Exercise brief =>
Extract each line of the data below exactly as written.

Task inputs =>

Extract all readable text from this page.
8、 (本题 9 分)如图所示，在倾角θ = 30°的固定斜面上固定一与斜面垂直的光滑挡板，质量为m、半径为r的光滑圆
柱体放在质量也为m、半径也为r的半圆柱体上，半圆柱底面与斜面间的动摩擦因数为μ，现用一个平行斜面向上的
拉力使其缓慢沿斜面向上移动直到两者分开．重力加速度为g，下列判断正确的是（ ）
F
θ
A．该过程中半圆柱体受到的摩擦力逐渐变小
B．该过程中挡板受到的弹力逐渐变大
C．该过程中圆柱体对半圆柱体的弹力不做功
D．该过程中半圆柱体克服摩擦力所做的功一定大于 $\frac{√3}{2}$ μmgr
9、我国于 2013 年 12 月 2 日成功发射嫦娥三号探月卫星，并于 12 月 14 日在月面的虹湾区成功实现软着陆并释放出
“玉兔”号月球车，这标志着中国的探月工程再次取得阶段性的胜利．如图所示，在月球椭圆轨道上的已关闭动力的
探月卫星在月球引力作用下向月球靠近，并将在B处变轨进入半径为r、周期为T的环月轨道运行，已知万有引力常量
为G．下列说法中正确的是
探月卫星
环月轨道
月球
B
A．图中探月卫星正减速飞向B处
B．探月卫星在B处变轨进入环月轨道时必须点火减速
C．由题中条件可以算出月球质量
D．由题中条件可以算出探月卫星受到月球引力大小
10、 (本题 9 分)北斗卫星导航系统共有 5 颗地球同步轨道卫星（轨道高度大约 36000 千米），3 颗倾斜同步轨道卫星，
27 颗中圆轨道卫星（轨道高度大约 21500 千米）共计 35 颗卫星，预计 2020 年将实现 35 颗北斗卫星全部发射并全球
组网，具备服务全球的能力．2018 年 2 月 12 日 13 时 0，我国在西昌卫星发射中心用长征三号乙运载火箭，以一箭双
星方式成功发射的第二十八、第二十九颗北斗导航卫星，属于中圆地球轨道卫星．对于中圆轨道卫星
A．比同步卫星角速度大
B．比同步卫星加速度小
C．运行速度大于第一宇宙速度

Task output =>
Extract all readable text from this page.
8、 (本题 9 分)如图所示，在倾角θ = 30°的固定斜面上固定一与斜面垂直的光滑挡板，质量为m、半径为r的光滑圆
柱体放在质量也为m、半径也为r的半圆柱体上，半圆柱底面与斜面间的动摩擦因数为μ，现用一个平行斜面向上的
拉力使其缓慢沿斜面向上移动直到两者分开．重力加速度为g，下列判断正确的是（ ）
F
θ
A．该过程中半圆柱体受到的摩擦力逐渐变小
B．该过程中挡板受到的弹力逐渐变大
C．该过程中圆柱体对半圆柱体的弹力不做功
D．该过程中半圆柱体克服摩擦力所做的功一定大于 $\frac{√3}{2}$ μmgr
9、我国于 2013 年 12 月 2 日成功发射嫦娥三号探月卫星，并于 12 月 14 日在月面的虹湾区成功实现软着陆并释放出
“玉兔”号月球车，这标志着中国的探月工程再次取得阶段性的胜利．如图所示，在月球椭圆轨道上的已关闭动力的
探月卫星在月球引力作用下向月球靠近，并将在B处变轨进入半径为r、周期为T的环月轨道运行，已知万有引力常量
为G．下列说法中正确的是
探月卫星
环月轨道
月球
B
A．图中探月卫星正减速飞向B处
B．探月卫星在B处变轨进入环月轨道时必须点火减速
C．由题中条件可以算出月球质量
D．由题中条件可以算出探月卫星受到月球引力大小
10、 (本题 9 分)北斗卫星导航系统共有 5 颗地球同步轨道卫星（轨道高度大约 36000 千米），3 颗倾斜同步轨道卫星，
27 颗中圆轨道卫星（轨道高度大约 21500 千米）共计 35 颗卫星，预计 2020 年将实现 35 颗北斗卫星全部发射并全球
组网，具备服务全球的能力．2018 年 2 月 12 日 13 时 0，我国在西昌卫星发射中心用长征三号乙运载火箭，以一箭双
星方式成功发射的第二十八、第二十九颗北斗导航卫星，属于中圆地球轨道卫星．对于中圆轨道卫星
A．比同步卫星角速度大
B．比同步卫星加速度小
C．运行速度大于第一宇宙速度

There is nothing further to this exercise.